▶ [Extrait du texte]
◆ ◆ ◆ ◆ ◆
Centre d'instruction de la pacification et de la contre-guérilla

Centre d'instruction de la pacification et de la contre-guérilla

Centre d'Instruction à la Pacification et à la Contre-Guérilla

Sommaire

Les Centres d'Instruction à la Pacification et à la Contre-Guérilla (CIPCG), étaient deux écoles de guerre psychologique créées en Algérie française par les officiers d'état-major Raoul Salan et Charles Lacheroy durant la guerre d'Algérie.

École de guerre psychologique

Durant la guerre d'Algérie, les CIPCG étaient une école destinée à la formation des cadres sur la guerre psychologique. Le renseignement et la propagande sont intégrés comme une « arme psychologique » à part entière, que le colonel Lacheroy compare à d'autres armes conventionnelles telles que les chars ou l'aviation [1]. Fondé à partir d'une réflexion sur la guerre d'Indochine et l'expérience acquise lors des combats contre le Viet Minh, la « guerre contre-révolutionnaire » exige, pour ces officiers, de nouvelles méthodes, en particulier l'importance accordée à l'aspect politique de la guerre: on insiste sur la capacité à démanteler l' « organisation politico-administrative » (OPA) du FLN, ce qui exige de surveiller la population civile, d'arrêter les militants de base et de les interroger afin de remonter les filières. Or, pour Lacheroy, ceci pose des problèmes de « réglementation » de ce qui est « toléré », ou non, dans la conduite de cette guerre: « On ne fait pas une guerre révolutionnaire avec le Code Napoléon » [2].
◆ ◆ ◆ ◆ ◆
▶ [Données sources]
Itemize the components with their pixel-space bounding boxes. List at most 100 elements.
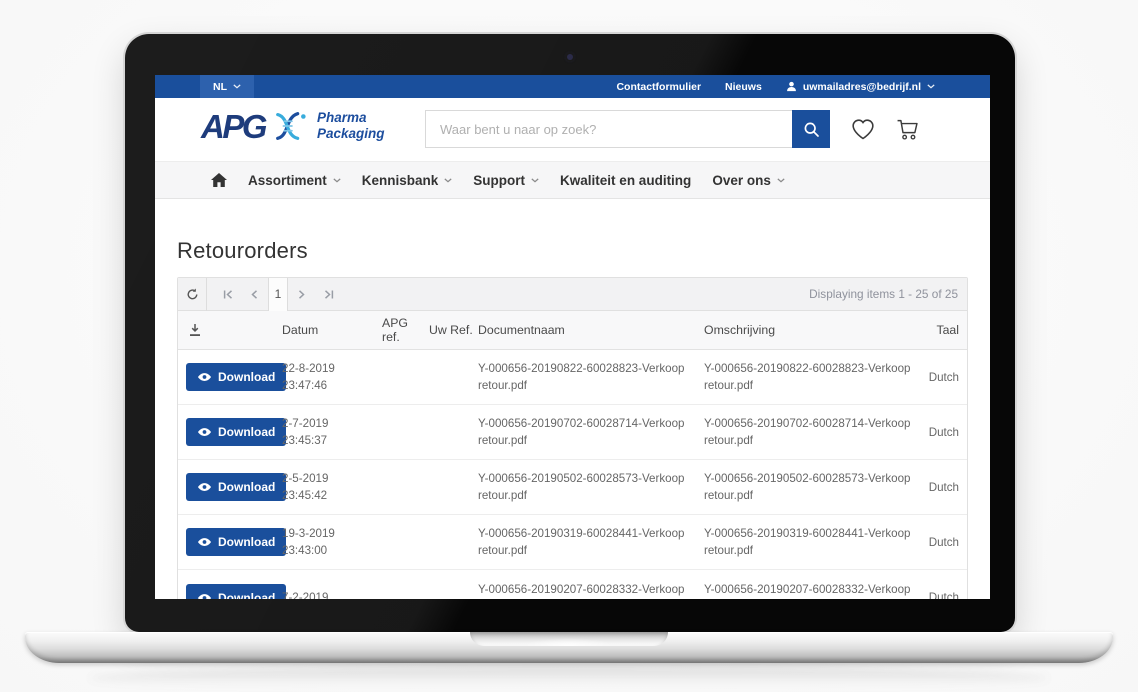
◆ ◆ ◆ ◆ ◆
▶ [Détails de l'exercice]
Recopiez à l'identique, s'il vous plaît, le passage de l'extrait sur les CIPCG qui s'ouvre sur les mots contenant « Les Centres d'Instruction » et se termine par « la guerre d'Algérie. ». Vous n'aurez pas besoin de la liste.

▶ [Résultat attendu]
Les Centres d'Instruction à la Pacification et à la Contre-Guérilla (CIPCG), étaient deux écoles de guerre psychologique créées en Algérie française par les officiers d'état-major Raoul Salan et Charles Lacheroy durant la guerre d'Algérie.